▸ TASK TO CARRY OUT: Every line in the listing is to be echoed verbatim.

▸ ENTRIES SUPPLIED:
<<<<

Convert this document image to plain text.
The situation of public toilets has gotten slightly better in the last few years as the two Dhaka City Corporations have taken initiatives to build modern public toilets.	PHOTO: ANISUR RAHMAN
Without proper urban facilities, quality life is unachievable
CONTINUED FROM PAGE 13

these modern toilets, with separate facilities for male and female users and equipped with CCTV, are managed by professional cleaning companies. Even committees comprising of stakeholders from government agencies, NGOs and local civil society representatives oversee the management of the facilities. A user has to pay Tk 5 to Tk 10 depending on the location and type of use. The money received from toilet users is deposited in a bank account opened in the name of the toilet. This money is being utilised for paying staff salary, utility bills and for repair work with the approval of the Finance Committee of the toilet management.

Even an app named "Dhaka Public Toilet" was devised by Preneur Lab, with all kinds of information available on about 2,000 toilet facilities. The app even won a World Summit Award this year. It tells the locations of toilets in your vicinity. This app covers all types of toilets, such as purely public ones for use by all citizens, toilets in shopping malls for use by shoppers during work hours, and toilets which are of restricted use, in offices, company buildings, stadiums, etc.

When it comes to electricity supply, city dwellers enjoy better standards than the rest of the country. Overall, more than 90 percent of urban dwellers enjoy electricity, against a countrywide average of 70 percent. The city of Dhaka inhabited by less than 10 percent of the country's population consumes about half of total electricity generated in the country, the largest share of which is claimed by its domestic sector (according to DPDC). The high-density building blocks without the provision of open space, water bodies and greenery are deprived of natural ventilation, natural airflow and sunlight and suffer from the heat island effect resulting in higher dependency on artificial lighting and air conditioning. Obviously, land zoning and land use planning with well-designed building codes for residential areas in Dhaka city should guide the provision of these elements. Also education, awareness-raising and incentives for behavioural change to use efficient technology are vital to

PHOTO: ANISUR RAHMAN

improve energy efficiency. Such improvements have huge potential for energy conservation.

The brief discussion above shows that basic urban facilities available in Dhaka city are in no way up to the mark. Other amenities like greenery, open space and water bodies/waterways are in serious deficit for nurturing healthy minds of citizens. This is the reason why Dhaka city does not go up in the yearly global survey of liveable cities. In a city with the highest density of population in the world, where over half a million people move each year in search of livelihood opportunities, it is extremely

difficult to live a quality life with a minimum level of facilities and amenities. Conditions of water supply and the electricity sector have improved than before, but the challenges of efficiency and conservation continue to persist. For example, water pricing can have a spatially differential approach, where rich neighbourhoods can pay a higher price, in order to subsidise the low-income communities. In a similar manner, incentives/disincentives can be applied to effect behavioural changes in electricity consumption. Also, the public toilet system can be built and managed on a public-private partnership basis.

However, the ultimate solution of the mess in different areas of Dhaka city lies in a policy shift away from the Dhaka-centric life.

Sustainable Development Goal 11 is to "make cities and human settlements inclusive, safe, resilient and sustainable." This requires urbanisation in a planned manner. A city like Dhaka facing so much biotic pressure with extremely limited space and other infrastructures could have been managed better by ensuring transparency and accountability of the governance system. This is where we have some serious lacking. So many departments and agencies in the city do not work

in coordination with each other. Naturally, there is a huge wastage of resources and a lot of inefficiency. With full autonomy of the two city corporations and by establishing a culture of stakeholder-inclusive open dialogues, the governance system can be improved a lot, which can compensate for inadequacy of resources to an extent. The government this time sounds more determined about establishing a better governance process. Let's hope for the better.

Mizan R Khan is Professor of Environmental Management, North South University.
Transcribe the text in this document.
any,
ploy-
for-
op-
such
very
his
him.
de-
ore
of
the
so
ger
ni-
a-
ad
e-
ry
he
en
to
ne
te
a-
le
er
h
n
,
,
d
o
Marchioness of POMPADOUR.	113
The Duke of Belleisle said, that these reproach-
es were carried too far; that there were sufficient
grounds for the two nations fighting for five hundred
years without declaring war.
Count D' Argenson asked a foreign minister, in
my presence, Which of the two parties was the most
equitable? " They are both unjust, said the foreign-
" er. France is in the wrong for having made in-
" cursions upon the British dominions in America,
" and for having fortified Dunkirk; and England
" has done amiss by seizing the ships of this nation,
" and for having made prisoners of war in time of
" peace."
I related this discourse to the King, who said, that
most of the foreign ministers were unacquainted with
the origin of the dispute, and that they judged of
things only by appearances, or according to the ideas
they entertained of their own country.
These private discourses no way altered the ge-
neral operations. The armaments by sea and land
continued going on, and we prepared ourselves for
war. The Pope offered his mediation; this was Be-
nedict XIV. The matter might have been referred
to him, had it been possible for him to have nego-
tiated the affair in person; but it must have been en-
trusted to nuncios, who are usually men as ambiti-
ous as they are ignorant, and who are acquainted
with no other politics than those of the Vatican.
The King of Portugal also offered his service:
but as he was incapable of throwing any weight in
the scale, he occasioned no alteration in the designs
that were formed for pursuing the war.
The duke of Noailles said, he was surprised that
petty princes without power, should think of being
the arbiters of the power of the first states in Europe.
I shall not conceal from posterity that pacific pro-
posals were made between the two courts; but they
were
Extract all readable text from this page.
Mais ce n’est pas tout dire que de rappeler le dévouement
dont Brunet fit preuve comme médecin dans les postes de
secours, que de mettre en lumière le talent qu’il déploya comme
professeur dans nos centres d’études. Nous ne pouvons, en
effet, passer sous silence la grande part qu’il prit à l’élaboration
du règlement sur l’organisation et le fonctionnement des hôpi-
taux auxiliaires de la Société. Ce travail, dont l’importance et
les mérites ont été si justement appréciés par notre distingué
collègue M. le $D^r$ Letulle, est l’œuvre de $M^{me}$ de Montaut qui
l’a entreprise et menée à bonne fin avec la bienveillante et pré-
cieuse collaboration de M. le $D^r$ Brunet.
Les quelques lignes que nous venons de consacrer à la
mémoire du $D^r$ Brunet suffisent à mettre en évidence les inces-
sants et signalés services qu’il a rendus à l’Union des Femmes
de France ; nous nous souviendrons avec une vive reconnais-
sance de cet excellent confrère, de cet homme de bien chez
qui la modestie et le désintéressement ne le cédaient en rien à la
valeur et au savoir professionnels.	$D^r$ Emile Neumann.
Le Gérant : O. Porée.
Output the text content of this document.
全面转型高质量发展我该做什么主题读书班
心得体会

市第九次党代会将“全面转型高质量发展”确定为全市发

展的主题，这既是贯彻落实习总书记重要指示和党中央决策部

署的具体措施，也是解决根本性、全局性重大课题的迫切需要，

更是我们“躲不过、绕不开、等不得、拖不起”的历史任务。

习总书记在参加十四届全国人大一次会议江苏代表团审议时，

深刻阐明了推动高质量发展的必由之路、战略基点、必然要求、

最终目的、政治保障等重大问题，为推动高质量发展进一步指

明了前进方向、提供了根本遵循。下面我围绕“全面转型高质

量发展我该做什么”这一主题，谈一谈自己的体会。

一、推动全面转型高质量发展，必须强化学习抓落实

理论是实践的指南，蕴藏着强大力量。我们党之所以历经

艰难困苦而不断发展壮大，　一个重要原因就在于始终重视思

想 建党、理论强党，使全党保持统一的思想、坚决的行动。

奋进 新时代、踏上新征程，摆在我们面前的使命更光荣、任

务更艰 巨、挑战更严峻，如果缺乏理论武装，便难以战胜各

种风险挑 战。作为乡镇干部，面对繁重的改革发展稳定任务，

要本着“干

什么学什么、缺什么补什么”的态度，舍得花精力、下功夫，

>>>>

▸ EXERCISE ANSWER:
Convert this document image to plain text.
The situation of public toilets has gotten slightly better in the last few years as the two Dhaka City Corporations have taken initiatives to build modern public toilets.	PHOTO: ANISUR RAHMAN
Without proper urban facilities, quality life is unachievable
CONTINUED FROM PAGE 13

these modern toilets, with separate facilities for male and female users and equipped with CCTV, are managed by professional cleaning companies. Even committees comprising of stakeholders from government agencies, NGOs and local civil society representatives oversee the management of the facilities. A user has to pay Tk 5 to Tk 10 depending on the location and type of use. The money received from toilet users is deposited in a bank account opened in the name of the toilet. This money is being utilised for paying staff salary, utility bills and for repair work with the approval of the Finance Committee of the toilet management.

Even an app named "Dhaka Public Toilet" was devised by Preneur Lab, with all kinds of information available on about 2,000 toilet facilities. The app even won a World Summit Award this year. It tells the locations of toilets in your vicinity. This app covers all types of toilets, such as purely public ones for use by all citizens, toilets in shopping malls for use by shoppers during work hours, and toilets which are of restricted use, in offices, company buildings, stadiums, etc.

When it comes to electricity supply, city dwellers enjoy better standards than the rest of the country. Overall, more than 90 percent of urban dwellers enjoy electricity, against a countrywide average of 70 percent. The city of Dhaka inhabited by less than 10 percent of the country's population consumes about half of total electricity generated in the country, the largest share of which is claimed by its domestic sector (according to DPDC). The high-density building blocks without the provision of open space, water bodies and greenery are deprived of natural ventilation, natural airflow and sunlight and suffer from the heat island effect resulting in higher dependency on artificial lighting and air conditioning. Obviously, land zoning and land use planning with well-designed building codes for residential areas in Dhaka city should guide the provision of these elements. Also education, awareness-raising and incentives for behavioural change to use efficient technology are vital to

PHOTO: ANISUR RAHMAN

improve energy efficiency. Such improvements have huge potential for energy conservation.

The brief discussion above shows that basic urban facilities available in Dhaka city are in no way up to the mark. Other amenities like greenery, open space and water bodies/waterways are in serious deficit for nurturing healthy minds of citizens. This is the reason why Dhaka city does not go up in the yearly global survey of liveable cities. In a city with the highest density of population in the world, where over half a million people move each year in search of livelihood opportunities, it is extremely

difficult to live a quality life with a minimum level of facilities and amenities. Conditions of water supply and the electricity sector have improved than before, but the challenges of efficiency and conservation continue to persist. For example, water pricing can have a spatially differential approach, where rich neighbourhoods can pay a higher price, in order to subsidise the low-income communities. In a similar manner, incentives/disincentives can be applied to effect behavioural changes in electricity consumption. Also, the public toilet system can be built and managed on a public-private partnership basis.

However, the ultimate solution of the mess in different areas of Dhaka city lies in a policy shift away from the Dhaka-centric life.

Sustainable Development Goal 11 is to "make cities and human settlements inclusive, safe, resilient and sustainable." This requires urbanisation in a planned manner. A city like Dhaka facing so much biotic pressure with extremely limited space and other infrastructures could have been managed better by ensuring transparency and accountability of the governance system. This is where we have some serious lacking. So many departments and agencies in the city do not work

in coordination with each other. Naturally, there is a huge wastage of resources and a lot of inefficiency. With full autonomy of the two city corporations and by establishing a culture of stakeholder-inclusive open dialogues, the governance system can be improved a lot, which can compensate for inadequacy of resources to an extent. The government this time sounds more determined about establishing a better governance process. Let's hope for the better.

Mizan R Khan is Professor of Environmental Management, North South University.
Transcribe the text in this document.
any,
ploy-
for-
op-
such
very
his
him.
de-
ore
of
the
so
ger
ni-
a-
ad
e-
ry
he
en
to
ne
te
a-
le
er
h
n
,
,
d
o
Marchioness of POMPADOUR.	113
The Duke of Belleisle said, that these reproach-
es were carried too far; that there were sufficient
grounds for the two nations fighting for five hundred
years without declaring war.
Count D' Argenson asked a foreign minister, in
my presence, Which of the two parties was the most
equitable? " They are both unjust, said the foreign-
" er. France is in the wrong for having made in-
" cursions upon the British dominions in America,
" and for having fortified Dunkirk; and England
" has done amiss by seizing the ships of this nation,
" and for having made prisoners of war in time of
" peace."
I related this discourse to the King, who said, that
most of the foreign ministers were unacquainted with
the origin of the dispute, and that they judged of
things only by appearances, or according to the ideas
they entertained of their own country.
These private discourses no way altered the ge-
neral operations. The armaments by sea and land
continued going on, and we prepared ourselves for
war. The Pope offered his mediation; this was Be-
nedict XIV. The matter might have been referred
to him, had it been possible for him to have nego-
tiated the affair in person; but it must have been en-
trusted to nuncios, who are usually men as ambiti-
ous as they are ignorant, and who are acquainted
with no other politics than those of the Vatican.
The King of Portugal also offered his service:
but as he was incapable of throwing any weight in
the scale, he occasioned no alteration in the designs
that were formed for pursuing the war.
The duke of Noailles said, he was surprised that
petty princes without power, should think of being
the arbiters of the power of the first states in Europe.
I shall not conceal from posterity that pacific pro-
posals were made between the two courts; but they
were
Extract all readable text from this page.
Mais ce n’est pas tout dire que de rappeler le dévouement
dont Brunet fit preuve comme médecin dans les postes de
secours, que de mettre en lumière le talent qu’il déploya comme
professeur dans nos centres d’études. Nous ne pouvons, en
effet, passer sous silence la grande part qu’il prit à l’élaboration
du règlement sur l’organisation et le fonctionnement des hôpi-
taux auxiliaires de la Société. Ce travail, dont l’importance et
les mérites ont été si justement appréciés par notre distingué
collègue M. le $D^r$ Letulle, est l’œuvre de $M^{me}$ de Montaut qui
l’a entreprise et menée à bonne fin avec la bienveillante et pré-
cieuse collaboration de M. le $D^r$ Brunet.
Les quelques lignes que nous venons de consacrer à la
mémoire du $D^r$ Brunet suffisent à mettre en évidence les inces-
sants et signalés services qu’il a rendus à l’Union des Femmes
de France ; nous nous souviendrons avec une vive reconnais-
sance de cet excellent confrère, de cet homme de bien chez
qui la modestie et le désintéressement ne le cédaient en rien à la
valeur et au savoir professionnels.	$D^r$ Emile Neumann.
Le Gérant : O. Porée.
Output the text content of this document.
全面转型高质量发展我该做什么主题读书班
心得体会

市第九次党代会将“全面转型高质量发展”确定为全市发

展的主题，这既是贯彻落实习总书记重要指示和党中央决策部

署的具体措施，也是解决根本性、全局性重大课题的迫切需要，

更是我们“躲不过、绕不开、等不得、拖不起”的历史任务。

习总书记在参加十四届全国人大一次会议江苏代表团审议时，

深刻阐明了推动高质量发展的必由之路、战略基点、必然要求、

最终目的、政治保障等重大问题，为推动高质量发展进一步指

明了前进方向、提供了根本遵循。下面我围绕“全面转型高质

量发展我该做什么”这一主题，谈一谈自己的体会。

一、推动全面转型高质量发展，必须强化学习抓落实

理论是实践的指南，蕴藏着强大力量。我们党之所以历经

艰难困苦而不断发展壮大，　一个重要原因就在于始终重视思

想 建党、理论强党，使全党保持统一的思想、坚决的行动。

奋进 新时代、踏上新征程，摆在我们面前的使命更光荣、任

务更艰 巨、挑战更严峻，如果缺乏理论武装，便难以战胜各

种风险挑 战。作为乡镇干部，面对繁重的改革发展稳定任务，

要本着“干

什么学什么、缺什么补什么”的态度，舍得花精力、下功夫，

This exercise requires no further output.